══ DATA PROVIDED

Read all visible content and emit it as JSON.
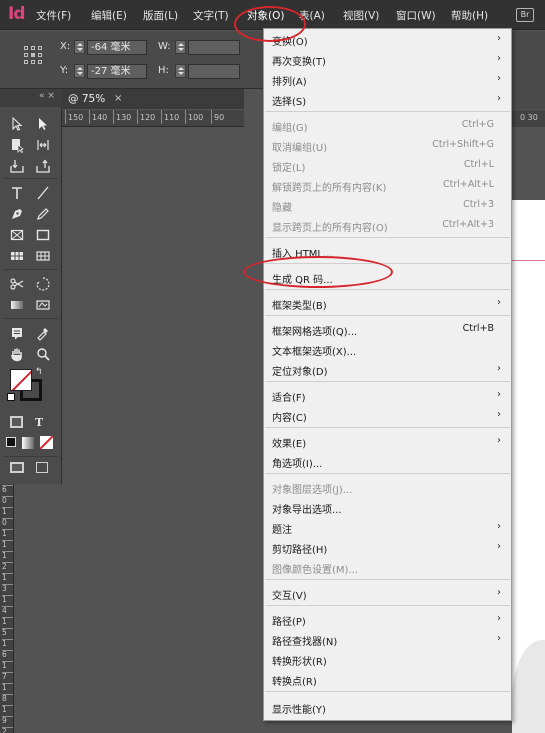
{
  "app": {
    "logo": "Id"
  },
  "menubar": {
    "items": [
      "文件(F)",
      "编辑(E)",
      "版面(L)",
      "文字(T)",
      "对象(O)",
      "表(A)",
      "视图(V)",
      "窗口(W)",
      "帮助(H)"
    ],
    "br_label": "Br"
  },
  "control_bar": {
    "x_label": "X:",
    "x_value": "-64 毫米",
    "y_label": "Y:",
    "y_value": "-27 毫米",
    "w_label": "W:",
    "h_label": "H:"
  },
  "document": {
    "tab_label": "@ 75%",
    "tab_close": "×",
    "ruler_ticks": [
      "150",
      "140",
      "130",
      "120",
      "110",
      "100",
      "90"
    ],
    "right_ruler_tick": "0 30",
    "vruler_ticks": [
      "6",
      "0",
      "1",
      "0",
      "1",
      "1",
      "1",
      "2",
      "1",
      "3",
      "1",
      "4",
      "1",
      "5",
      "1",
      "6",
      "1",
      "7",
      "1",
      "8",
      "1",
      "9",
      "2"
    ]
  },
  "menu": {
    "items": [
      {
        "label": "变换(O)",
        "shortcut": "",
        "arrow": "›",
        "disabled": false
      },
      {
        "label": "再次变换(T)",
        "shortcut": "",
        "arrow": "›",
        "disabled": false
      },
      {
        "label": "排列(A)",
        "shortcut": "",
        "arrow": "›",
        "disabled": false
      },
      {
        "label": "选择(S)",
        "shortcut": "",
        "arrow": "›",
        "disabled": false
      },
      {
        "label": "编组(G)",
        "shortcut": "Ctrl+G",
        "arrow": "",
        "disabled": true
      },
      {
        "label": "取消编组(U)",
        "shortcut": "Ctrl+Shift+G",
        "arrow": "",
        "disabled": true
      },
      {
        "label": "锁定(L)",
        "shortcut": "Ctrl+L",
        "arrow": "",
        "disabled": true
      },
      {
        "label": "解锁跨页上的所有内容(K)",
        "shortcut": "Ctrl+Alt+L",
        "arrow": "",
        "disabled": true
      },
      {
        "label": "隐藏",
        "shortcut": "Ctrl+3",
        "arrow": "",
        "disabled": true
      },
      {
        "label": "显示跨页上的所有内容(O)",
        "shortcut": "Ctrl+Alt+3",
        "arrow": "",
        "disabled": true
      },
      {
        "label": "插入 HTML...",
        "shortcut": "",
        "arrow": "",
        "disabled": false
      },
      {
        "label": "生成 QR 码...",
        "shortcut": "",
        "arrow": "",
        "disabled": false
      },
      {
        "label": "框架类型(B)",
        "shortcut": "",
        "arrow": "›",
        "disabled": false
      },
      {
        "label": "框架网格选项(Q)...",
        "shortcut": "Ctrl+B",
        "arrow": "",
        "disabled": false
      },
      {
        "label": "文本框架选项(X)...",
        "shortcut": "",
        "arrow": "",
        "disabled": false
      },
      {
        "label": "定位对象(D)",
        "shortcut": "",
        "arrow": "›",
        "disabled": false
      },
      {
        "label": "适合(F)",
        "shortcut": "",
        "arrow": "›",
        "disabled": false
      },
      {
        "label": "内容(C)",
        "shortcut": "",
        "arrow": "›",
        "disabled": false
      },
      {
        "label": "效果(E)",
        "shortcut": "",
        "arrow": "›",
        "disabled": false
      },
      {
        "label": "角选项(I)...",
        "shortcut": "",
        "arrow": "",
        "disabled": false
      },
      {
        "label": "对象图层选项(J)...",
        "shortcut": "",
        "arrow": "",
        "disabled": true
      },
      {
        "label": "对象导出选项...",
        "shortcut": "",
        "arrow": "",
        "disabled": false
      },
      {
        "label": "题注",
        "shortcut": "",
        "arrow": "›",
        "disabled": false
      },
      {
        "label": "剪切路径(H)",
        "shortcut": "",
        "arrow": "›",
        "disabled": false
      },
      {
        "label": "图像颜色设置(M)...",
        "shortcut": "",
        "arrow": "",
        "disabled": true
      },
      {
        "label": "交互(V)",
        "shortcut": "",
        "arrow": "›",
        "disabled": false
      },
      {
        "label": "路径(P)",
        "shortcut": "",
        "arrow": "›",
        "disabled": false
      },
      {
        "label": "路径查找器(N)",
        "shortcut": "",
        "arrow": "›",
        "disabled": false
      },
      {
        "label": "转换形状(R)",
        "shortcut": "",
        "arrow": "",
        "disabled": false
      },
      {
        "label": "转换点(R)",
        "shortcut": "",
        "arrow": "",
        "disabled": false
      },
      {
        "label": "显示性能(Y)",
        "shortcut": "",
        "arrow": "",
        "disabled": false
      }
    ]
  },
  "tools": [
    "selection-tool",
    "direct-selection-tool",
    "page-tool",
    "gap-tool",
    "content-collector-tool",
    "content-placer-tool",
    "type-tool",
    "line-tool",
    "pen-tool",
    "pencil-tool",
    "rectangle-frame-tool",
    "rectangle-tool",
    "table-tool",
    "grid-tool",
    "scissors-tool",
    "transform-tool",
    "gradient-swatch-tool",
    "gradient-feather-tool",
    "note-tool",
    "eyedropper-tool",
    "hand-tool",
    "zoom-tool"
  ],
  "colors": {
    "accent": "#d6262c",
    "menu_bg": "#f0f0f0",
    "chrome_bg": "#323232",
    "panel_bg": "#4b4b4b"
  }
}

════

REQUIRED WORK
For each line of the entries that includes "Ctrl", show that line.

FINISHED EXERCISE
        "shortcut": "Ctrl+G",
        "shortcut": "Ctrl+Shift+G",
        "shortcut": "Ctrl+L",
        "shortcut": "Ctrl+Alt+L",
        "shortcut": "Ctrl+3",
        "shortcut": "Ctrl+Alt+3",
        "shortcut": "Ctrl+B",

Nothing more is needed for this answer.